(Source excerpt):

Thursday, July 11, 2019

Acts of Contempt

From The Federalist:
Colin Kaepernick has made a fantastic living out of protesting the America flag. That’s fine. No political speech should be inhibited, not even pseudo-intellectual historical revisionism. But let’s stop pretending that kneeling during the national anthem at sporting events is really about “respecting the flag” or criminal justice reform or any fixable policy problem. Whatever the underlying causes for Kaepernick’s popularity—some of them certainly legitimate—these protests are acts of contempt toward an irredeemable nation created in sin. This view of our founding is an increasingly popular position on the left. And if it ever takes hold in mainstream American life, we’re in real trouble. (Read more.)

From PJ Media:
The flag of Betsy Ross – who as a Facebook friend noted should be re-branded as an empowered woman business leader and cutting-edge designer of her era – represents much more than Kaepernick’s tunnel-vision misunderstanding of history.

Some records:
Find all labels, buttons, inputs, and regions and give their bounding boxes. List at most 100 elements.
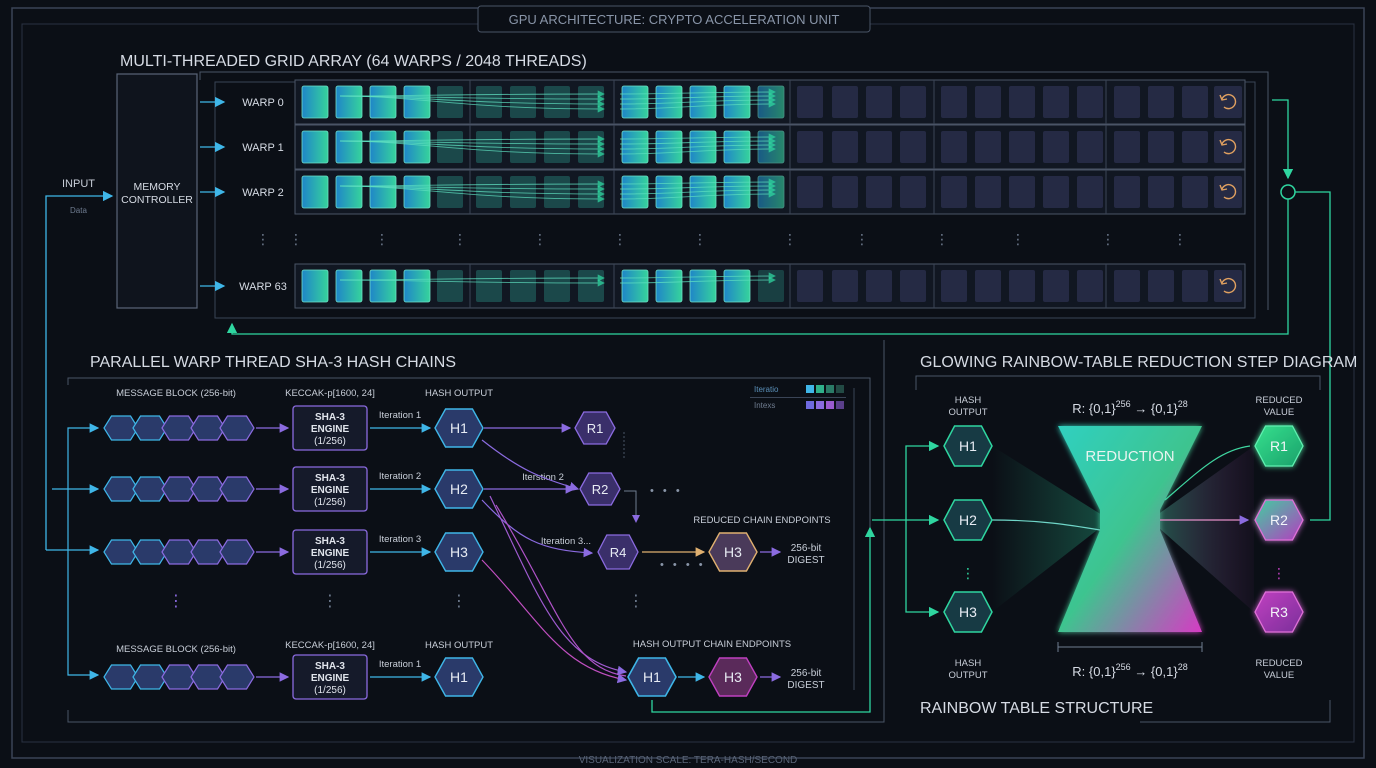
hash-output-bottom-2: OUTPUT — [948, 670, 987, 681]
hash-chain-row: SHA-3ENGINE(1/256) Iteration 2 H2 — [103, 466, 484, 512]
iteration-label-b: Iteration 3... — [541, 536, 591, 547]
hash-chain-rows: SHA-3ENGINE(1/256)Iteration 1H1 SHA-3ENGI… — [103, 405, 825, 700]
thread-cell — [1182, 176, 1208, 208]
thread-cell — [832, 176, 858, 208]
thread-cell — [621, 269, 649, 303]
thread-cell — [832, 270, 858, 302]
rainbow-hash-label: H2 — [959, 512, 977, 528]
rainbow-branch-h1 — [905, 440, 940, 520]
reduce-label: R1 — [587, 421, 604, 436]
thread-cell — [866, 176, 892, 208]
thread-cell — [621, 85, 649, 119]
message-block-hex — [219, 415, 255, 441]
legend-swatch-3 — [826, 385, 834, 393]
warp-ellipsis: ⋮ — [1011, 231, 1025, 247]
iteration-label: Iteration 2 — [379, 471, 421, 482]
thread-cell — [797, 176, 823, 208]
thread-cell — [510, 131, 536, 163]
page-title: GPU ARCHITECTURE: CRYPTO ACCELERATION UN… — [509, 12, 840, 27]
ellipsis-r2: • • • — [650, 485, 683, 497]
thread-cell — [832, 131, 858, 163]
legend-divider — [750, 397, 846, 398]
warp-ellipsis: ⋮ — [1101, 231, 1115, 247]
scale-caption: VISUALIZATION SCALE: TERA-HASH/SECOND — [579, 755, 798, 766]
chain-ellipsis: ⋮ — [628, 593, 644, 610]
thread-cell — [941, 270, 967, 302]
thread-cell — [403, 85, 431, 119]
thread-cell — [369, 130, 397, 164]
warp-ellipsis: ⋮ — [693, 231, 707, 247]
rainbow-reduced-label: R1 — [1270, 438, 1288, 454]
link-h3-endpoint — [481, 559, 628, 684]
thread-cell — [403, 175, 431, 209]
ellipsis-r4: • • • • — [660, 559, 706, 571]
thread-cell — [403, 130, 431, 164]
thread-cell — [655, 175, 683, 209]
thread-cell — [301, 130, 329, 164]
digest-label-2: DIGEST — [787, 680, 824, 691]
thread-cell — [1043, 176, 1069, 208]
loop-node — [1280, 184, 1296, 200]
memory-controller-line1: MEMORY — [133, 181, 180, 193]
reduced-value-bottom-2: VALUE — [1264, 670, 1294, 681]
reduced-value-top-1: REDUCED — [1256, 395, 1303, 406]
iteration-label: Iteration 1 — [379, 410, 421, 421]
thread-cell — [1182, 86, 1208, 118]
thread-cell — [832, 86, 858, 118]
warp-ellipsis: ⋮ — [935, 231, 949, 247]
hash-output-label: H2 — [450, 481, 468, 497]
thread-cell — [301, 175, 329, 209]
sha3-engine-label: (1/256) — [314, 560, 346, 571]
thread-cell — [1043, 270, 1069, 302]
chain-ellipsis: ⋮ — [168, 593, 184, 610]
sha3-engine-label: (1/256) — [314, 497, 346, 508]
thread-cell — [437, 270, 463, 302]
chain-endpoint-label: H3 — [724, 544, 742, 560]
thread-cell — [369, 175, 397, 209]
warp-label: WARP 1 — [242, 142, 284, 154]
thread-cell — [757, 130, 785, 164]
sha3-engine-label: SHA-3 — [315, 412, 345, 423]
thread-cell — [301, 269, 329, 303]
hash-chain-row: SHA-3ENGINE(1/256) Iteration 3 H3 — [103, 529, 484, 575]
hash-output-endpoints-label: HASH OUTPUT CHAIN ENDPOINTS — [633, 639, 791, 650]
warp-ellipsis: ⋮ — [375, 231, 389, 247]
sha3-engine-label: SHA-3 — [315, 661, 345, 672]
warp-ellipsis: ⋮ — [256, 231, 270, 247]
sha3-engine-label: (1/256) — [314, 685, 346, 696]
thread-cell — [1114, 86, 1140, 118]
thread-cell — [544, 131, 570, 163]
rainbow-branch-h3 — [905, 520, 940, 618]
thread-cell — [723, 85, 751, 119]
hash-output-bottom-1: HASH — [955, 658, 982, 669]
thread-cell — [1009, 270, 1035, 302]
thread-cell — [510, 270, 536, 302]
hash-chain-row: SHA-3ENGINE(1/256) Iteration 1 H1 — [103, 405, 484, 451]
message-block-label-top: MESSAGE BLOCK (256-bit) — [116, 388, 236, 399]
thread-cell — [975, 270, 1001, 302]
keccak-label-bottom: KECCAK-p[1600, 24] — [285, 640, 375, 651]
hash-chain-row: SHA-3ENGINE(1/256) Iteration 1 H1 — [103, 654, 484, 700]
keccak-label-top: KECCAK-p[1600, 24] — [285, 388, 375, 399]
sha3-engine-label: SHA-3 — [315, 473, 345, 484]
thread-cell — [1077, 176, 1103, 208]
thread-cell — [1077, 86, 1103, 118]
thread-cell — [797, 86, 823, 118]
warp-label: WARP 63 — [239, 281, 287, 293]
hash-output-label-bottom: HASH OUTPUT — [425, 640, 493, 651]
thread-cell — [544, 86, 570, 118]
link-endpoint-to-rainbow — [651, 526, 876, 713]
legend-label-2: Intexs — [754, 401, 775, 410]
thread-cell — [578, 176, 604, 208]
rainbow-reduced-label: R2 — [1270, 512, 1288, 528]
reduced-value-bottom-1: REDUCED — [1256, 658, 1303, 669]
chain-ellipsis: ⋮ — [322, 593, 338, 610]
thread-cell — [900, 176, 926, 208]
thread-cell — [1009, 131, 1035, 163]
thread-cell — [403, 269, 431, 303]
chain-bus-bottom — [67, 489, 100, 680]
hash-output-top-2: OUTPUT — [948, 407, 987, 418]
iteration-label: Iteration 1 — [379, 659, 421, 670]
thread-cell — [757, 85, 785, 119]
warp-ellipsis: ⋮ — [613, 231, 627, 247]
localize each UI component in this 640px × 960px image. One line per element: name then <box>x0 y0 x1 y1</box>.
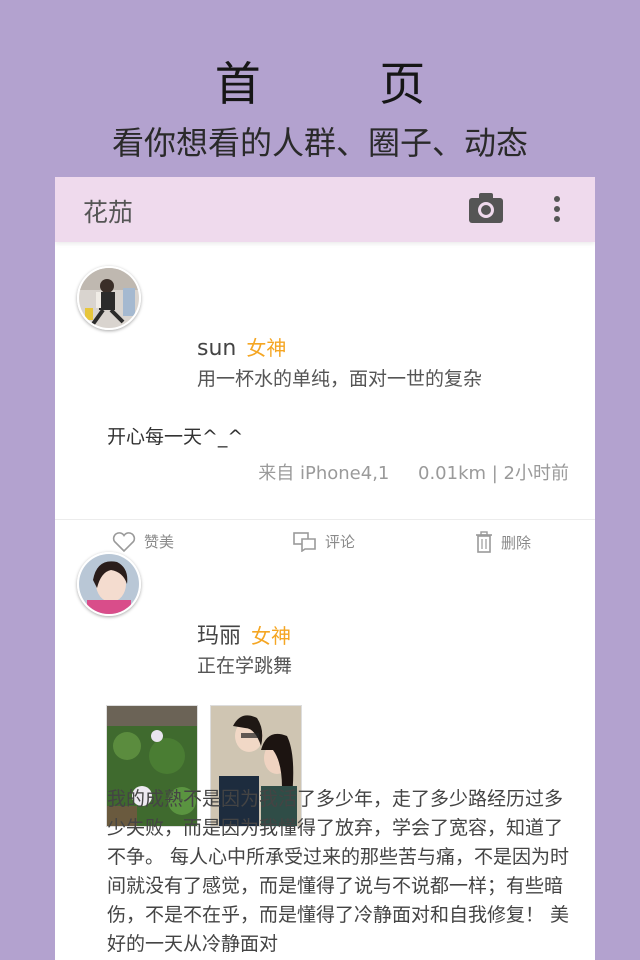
username-row: sun 女神 <box>197 332 286 361</box>
username-row: 玛丽 女神 <box>197 618 291 650</box>
app-bar: 花茄 <box>55 177 595 242</box>
feed-post: 玛丽 女神 正在学跳舞 我的成熟不是因为我活了多少年，走了多少路经历过多少失败，… <box>55 520 595 960</box>
username-text[interactable]: sun <box>197 336 236 361</box>
goddess-badge: 女神 <box>251 624 292 648</box>
avatar[interactable] <box>77 552 141 616</box>
post-content: 开心每一天^_^ <box>107 426 244 448</box>
avatar[interactable] <box>77 266 141 330</box>
hero-subtitle: 看你想看的人群、圈子、动态 <box>111 124 528 162</box>
camera-icon[interactable] <box>469 193 503 223</box>
goddess-badge: 女神 <box>246 336 287 360</box>
more-vertical-icon[interactable] <box>551 194 563 224</box>
post-meta: 来自 iPhone4,1 0.01km | 2小时前 <box>258 463 569 484</box>
app-title: 花茄 <box>83 198 134 227</box>
post-content: 我的成熟不是因为我活了多少年，走了多少路经历过多少失败，而是因为我懂得了放弃，学… <box>107 788 570 955</box>
hero-title: 首 页 <box>214 57 478 111</box>
user-signature: 用一杯水的单纯，面对一世的复杂 <box>197 368 483 390</box>
phone-screen: 花茄 sun 女神 用一杯水的单纯，面对一世的复杂 开心每一天^_^ 来自 iP… <box>55 177 595 960</box>
feed-post: sun 女神 用一杯水的单纯，面对一世的复杂 开心每一天^_^ 来自 iPhone… <box>55 242 595 553</box>
username-text[interactable]: 玛丽 <box>197 624 241 649</box>
user-signature: 正在学跳舞 <box>197 655 293 677</box>
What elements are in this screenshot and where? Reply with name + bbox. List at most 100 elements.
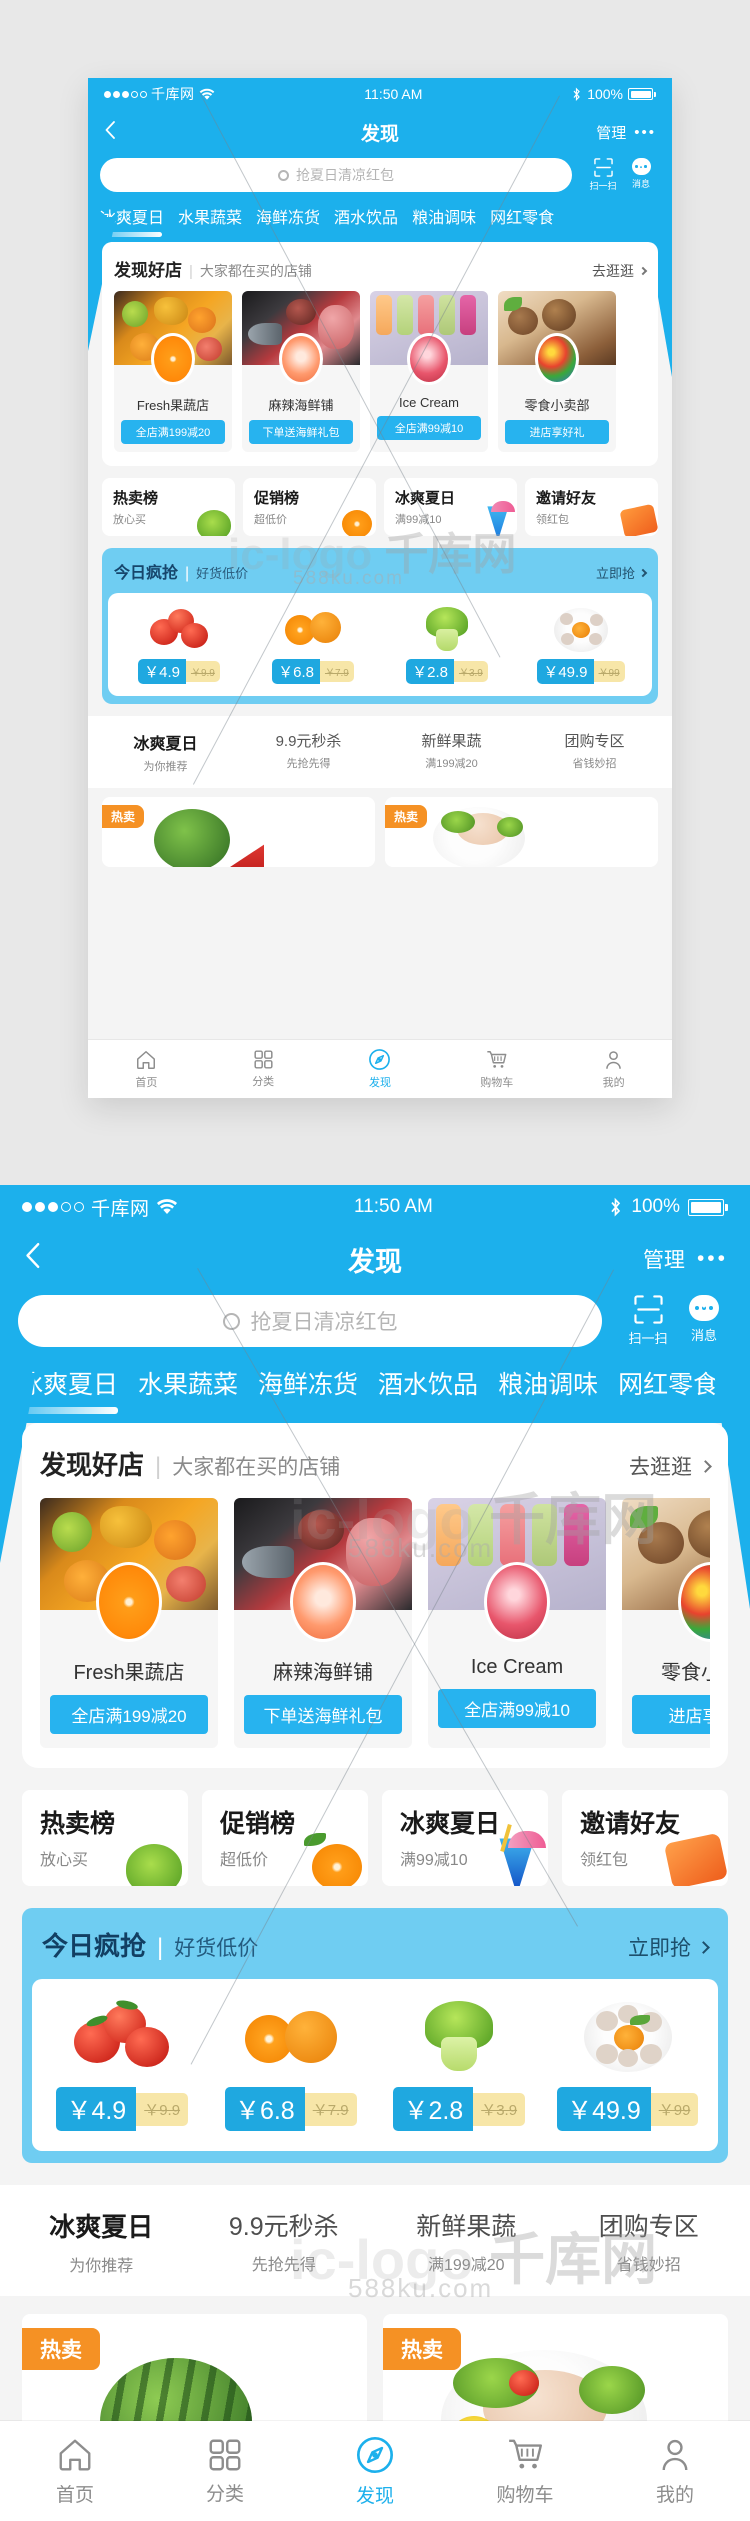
flash-sale-item-0[interactable]: ￥4.9 ￥9.9 — [112, 605, 246, 684]
flash-sale-more-button[interactable]: 立即抢 — [628, 1932, 710, 1962]
chevron-right-icon — [699, 1459, 712, 1473]
tab-category[interactable]: 分类 — [205, 1040, 322, 1098]
entry-subtitle: 省钱妙招 — [572, 758, 617, 770]
current-price: ￥49.9 — [557, 2087, 651, 2131]
tab-discover[interactable]: 发现 — [322, 1040, 439, 1098]
store-card-2[interactable]: Ice Cream 全店满99减10 — [370, 291, 488, 452]
entry-2[interactable]: 新鲜果蔬 满199减20 — [380, 730, 523, 774]
flash-sale-header: 今日疯抢 | 好货低价 立即抢 — [102, 548, 658, 593]
store-card-2[interactable]: Ice Cream 全店满99减10 — [428, 1498, 606, 1748]
store-card-0[interactable]: Fresh果蔬店 全店满199减20 — [40, 1498, 218, 1748]
tab-cart[interactable]: 购物车 — [450, 2421, 600, 2521]
back-button[interactable] — [104, 120, 116, 144]
stores-list[interactable]: Fresh果蔬店 全店满199减20 麻辣海鲜铺 下单送海鲜礼包 Ice Cre… — [114, 291, 646, 452]
entry-subtitle: 先抢先得 — [286, 758, 331, 770]
entry-1[interactable]: 9.9元秒杀 先抢先得 — [193, 2207, 376, 2276]
hot-card-0[interactable]: 热卖 — [102, 797, 375, 867]
entry-3[interactable]: 团购专区 省钱妙招 — [558, 2207, 741, 2276]
hot-card-1[interactable]: 热卖 — [385, 797, 658, 867]
original-price: ￥9.9 — [136, 2092, 189, 2126]
candy-bowl-photo — [535, 333, 579, 385]
search-input[interactable]: 抢夏日清凉红包 — [18, 1295, 602, 1347]
manage-button[interactable]: 管理 — [643, 1244, 685, 1274]
tab-profile[interactable]: 我的 — [555, 1040, 672, 1098]
assorted-fruit-photo — [40, 1498, 218, 1642]
quick-card-2[interactable]: 冰爽夏日 满99减10 — [382, 1790, 548, 1886]
hot-badge: 热卖 — [102, 805, 145, 828]
quick-card-1[interactable]: 促销榜 超低价 — [202, 1790, 368, 1886]
search-tools: 扫一扫 消息 — [584, 158, 660, 192]
wallet-icon — [663, 1832, 728, 1886]
quick-card-title: 促销榜 — [220, 1810, 296, 1838]
search-placeholder: 抢夏日清凉红包 — [250, 1311, 398, 1334]
quick-card-0[interactable]: 热卖榜 放心买 — [22, 1790, 188, 1886]
quick-card-0[interactable]: 热卖榜 放心买 — [102, 478, 235, 536]
more-horizontal-icon[interactable]: ••• — [697, 1247, 728, 1271]
category-tab-4[interactable]: 粮油调味 — [498, 1365, 598, 1401]
flash-sale-item-0[interactable]: ￥4.9 ￥9.9 — [38, 1998, 207, 2131]
quick-card-2[interactable]: 冰爽夏日 满99减10 — [384, 478, 517, 536]
flash-sale-item-2[interactable]: ￥2.8 ￥3.9 — [375, 1999, 544, 2131]
entry-3[interactable]: 团购专区 省钱妙招 — [523, 730, 666, 774]
tab-profile[interactable]: 我的 — [600, 2421, 750, 2521]
scan-button[interactable]: 扫一扫 — [620, 1295, 676, 1347]
bottom-tab-bar: 首页 分类 发现 购物车 我的 — [88, 1040, 672, 1098]
store-card-1[interactable]: 麻辣海鲜铺 下单送海鲜礼包 — [242, 291, 360, 452]
entry-0[interactable]: 冰爽夏日 为你推荐 — [94, 730, 237, 774]
store-card-0[interactable]: Fresh果蔬店 全店满199减20 — [114, 291, 232, 452]
flash-sale-item-3[interactable]: ￥49.9 ￥99 — [544, 1999, 713, 2131]
tab-home[interactable]: 首页 — [88, 1040, 205, 1098]
wallet-icon — [619, 503, 658, 536]
category-label: 水果蔬菜 — [138, 1371, 239, 1399]
manage-button[interactable]: 管理 — [596, 122, 626, 143]
quick-card-3[interactable]: 邀请好友 领红包 — [562, 1790, 728, 1886]
flash-sale-item-1[interactable]: ￥6.8 ￥7.9 — [207, 1999, 376, 2131]
scan-button[interactable]: 扫一扫 — [584, 158, 622, 192]
phone-preview-small: 千库网 11:50 AM 100% 发现 管理 ••• 抢夏日清凉红包 扫一扫 … — [88, 78, 672, 1098]
more-horizontal-icon[interactable]: ••• — [634, 124, 656, 141]
category-tab-2[interactable]: 海鲜冻货 — [258, 1365, 358, 1401]
entry-0[interactable]: 冰爽夏日 为你推荐 — [10, 2207, 193, 2276]
entry-subtitle: 为你推荐 — [143, 761, 188, 773]
store-card-3[interactable]: 零食小卖部 进店享好礼 — [622, 1498, 710, 1748]
category-tab-5[interactable]: 网红零食 — [618, 1365, 718, 1401]
quick-card-3[interactable]: 邀请好友 领红包 — [525, 478, 658, 536]
tab-cart[interactable]: 购物车 — [438, 1040, 555, 1098]
entry-2[interactable]: 新鲜果蔬 满199减20 — [375, 2207, 558, 2276]
category-tab-1[interactable]: 水果蔬菜 — [138, 1365, 238, 1401]
store-card-1[interactable]: 麻辣海鲜铺 下单送海鲜礼包 — [234, 1498, 412, 1748]
message-button[interactable]: 消息 — [676, 1295, 732, 1347]
back-button[interactable] — [24, 1241, 41, 1277]
flash-sale-more-button[interactable]: 立即抢 — [596, 563, 648, 582]
tab-discover[interactable]: 发现 — [300, 2421, 450, 2521]
stores-more-button[interactable]: 去逛逛 — [629, 1451, 712, 1481]
store-card-3[interactable]: 零食小卖部 进店享好礼 — [498, 291, 616, 452]
category-tab-1[interactable]: 水果蔬菜 — [178, 204, 242, 228]
stores-more-button[interactable]: 去逛逛 — [592, 261, 648, 281]
entry-row: 冰爽夏日 为你推荐 9.9元秒杀 先抢先得 新鲜果蔬 满199减20 团购专区 … — [88, 716, 672, 788]
category-label: 海鲜冻货 — [258, 1371, 359, 1399]
status-bar-left: 千库网 — [22, 1194, 178, 1221]
category-tab-3[interactable]: 酒水饮品 — [334, 204, 398, 228]
tab-label: 购物车 — [496, 2484, 554, 2506]
orange-icon — [312, 1844, 362, 1886]
entry-title: 9.9元秒杀 — [228, 2213, 339, 2241]
scan-icon — [593, 158, 613, 177]
entry-row: 冰爽夏日 为你推荐 9.9元秒杀 先抢先得 新鲜果蔬 满199减20 团购专区 … — [0, 2185, 750, 2296]
flash-sale-item-3[interactable]: ￥49.9 ￥99 — [514, 605, 648, 684]
navigation-right: 管理 ••• — [643, 1244, 728, 1274]
popsicles-photo — [370, 291, 488, 385]
quick-card-1[interactable]: 促销榜 超低价 — [243, 478, 376, 536]
message-button[interactable]: 消息 — [622, 158, 660, 192]
category-tab-4[interactable]: 粮油调味 — [412, 204, 476, 228]
tab-home[interactable]: 首页 — [0, 2421, 150, 2521]
entry-1[interactable]: 9.9元秒杀 先抢先得 — [237, 730, 380, 774]
bluetooth-icon — [573, 87, 580, 101]
stores-list[interactable]: Fresh果蔬店 全店满199减20 麻辣海鲜铺 下单送海鲜礼包 Ice Cre… — [40, 1498, 710, 1748]
tab-category[interactable]: 分类 — [150, 2421, 300, 2521]
navigation-bar: 发现 管理 ••• — [88, 110, 672, 154]
category-tab-3[interactable]: 酒水饮品 — [378, 1365, 478, 1401]
hot-badge: 热卖 — [22, 2328, 100, 2370]
search-input[interactable]: 抢夏日清凉红包 — [100, 158, 572, 192]
person-icon — [662, 2439, 688, 2470]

(To be done): Using the "Acts of Contempt" post, mark each statement yes or no and quote the words that decide it: (a) The excerpt from The Federalist says that kneeling during the national anthem is really about criminal justice reform. (b) The excerpt from The Federalist says that no political speech should be inhibited. (c) The excerpt from PJ Media credits a Facebook friend with the idea that Betsy Ross should be re-branded.

(Written answer):
(a) No: "But let’s stop pretending that kneeling during the national anthem at sporting events is really about “respecting the flag” or criminal justice reform or any fixable policy problem."
(b) Yes: "No political speech should be inhibited, not even pseudo-intellectual historical revisionism."
(c) Yes: "who as a Facebook friend noted should be re-branded as an empowered woman business leader and cutting-edge designer of her era"